Task material –
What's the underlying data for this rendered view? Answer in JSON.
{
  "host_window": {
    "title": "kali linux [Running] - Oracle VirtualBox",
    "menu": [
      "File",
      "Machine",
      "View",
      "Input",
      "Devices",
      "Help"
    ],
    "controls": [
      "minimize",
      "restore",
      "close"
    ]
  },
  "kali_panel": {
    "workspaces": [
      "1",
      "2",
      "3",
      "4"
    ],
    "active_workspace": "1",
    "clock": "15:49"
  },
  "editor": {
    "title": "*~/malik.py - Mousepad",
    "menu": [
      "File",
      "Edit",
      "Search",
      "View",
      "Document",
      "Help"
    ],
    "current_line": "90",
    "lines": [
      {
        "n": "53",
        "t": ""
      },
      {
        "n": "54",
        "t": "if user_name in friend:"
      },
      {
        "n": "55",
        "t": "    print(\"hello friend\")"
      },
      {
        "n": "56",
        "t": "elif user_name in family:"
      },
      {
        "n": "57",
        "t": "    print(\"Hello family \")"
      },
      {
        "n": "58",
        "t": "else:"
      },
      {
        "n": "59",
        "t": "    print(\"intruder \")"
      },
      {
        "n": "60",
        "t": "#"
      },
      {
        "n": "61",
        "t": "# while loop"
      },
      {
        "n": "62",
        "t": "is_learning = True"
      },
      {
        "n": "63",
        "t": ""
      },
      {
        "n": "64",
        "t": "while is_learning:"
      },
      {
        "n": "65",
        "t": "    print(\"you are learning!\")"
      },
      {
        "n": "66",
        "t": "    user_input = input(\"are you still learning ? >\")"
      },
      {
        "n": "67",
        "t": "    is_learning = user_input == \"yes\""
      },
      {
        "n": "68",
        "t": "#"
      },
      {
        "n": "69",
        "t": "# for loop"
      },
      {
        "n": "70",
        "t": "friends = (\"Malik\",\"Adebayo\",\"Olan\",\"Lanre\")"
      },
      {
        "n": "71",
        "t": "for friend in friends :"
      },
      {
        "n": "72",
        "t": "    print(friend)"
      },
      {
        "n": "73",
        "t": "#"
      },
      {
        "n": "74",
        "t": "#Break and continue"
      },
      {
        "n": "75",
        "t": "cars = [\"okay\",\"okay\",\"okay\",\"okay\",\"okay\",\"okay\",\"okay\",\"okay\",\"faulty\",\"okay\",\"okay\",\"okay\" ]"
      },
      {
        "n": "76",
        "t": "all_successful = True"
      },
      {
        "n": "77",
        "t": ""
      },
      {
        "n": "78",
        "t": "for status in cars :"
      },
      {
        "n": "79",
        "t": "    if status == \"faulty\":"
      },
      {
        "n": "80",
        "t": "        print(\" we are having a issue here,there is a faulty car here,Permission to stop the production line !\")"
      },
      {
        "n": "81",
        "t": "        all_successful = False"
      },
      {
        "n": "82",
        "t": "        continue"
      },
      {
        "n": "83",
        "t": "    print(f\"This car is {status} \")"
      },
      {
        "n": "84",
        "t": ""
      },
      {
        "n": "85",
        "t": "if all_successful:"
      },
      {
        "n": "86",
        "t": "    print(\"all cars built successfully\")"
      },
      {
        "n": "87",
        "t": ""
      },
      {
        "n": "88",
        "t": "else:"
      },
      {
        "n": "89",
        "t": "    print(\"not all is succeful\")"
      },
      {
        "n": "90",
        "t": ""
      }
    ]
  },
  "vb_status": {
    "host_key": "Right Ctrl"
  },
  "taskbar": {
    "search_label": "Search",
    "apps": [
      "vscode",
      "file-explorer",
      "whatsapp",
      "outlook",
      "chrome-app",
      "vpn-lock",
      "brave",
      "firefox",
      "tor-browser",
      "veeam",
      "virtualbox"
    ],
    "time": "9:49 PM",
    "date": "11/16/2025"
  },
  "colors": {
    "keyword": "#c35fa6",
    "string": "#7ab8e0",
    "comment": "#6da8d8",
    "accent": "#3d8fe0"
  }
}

Work required –
Copy out every line from the material above in which the word "cars" appears.

Written response –
        "t": "cars = [\"okay\",\"okay\",\"okay\",\"okay\",\"okay\",\"okay\",\"okay\",\"okay\",\"faulty\",\"okay\",\"okay\",\"okay\" ]"
        "t": "for status in cars :"
        "t": "    print(\"all cars built successfully\")"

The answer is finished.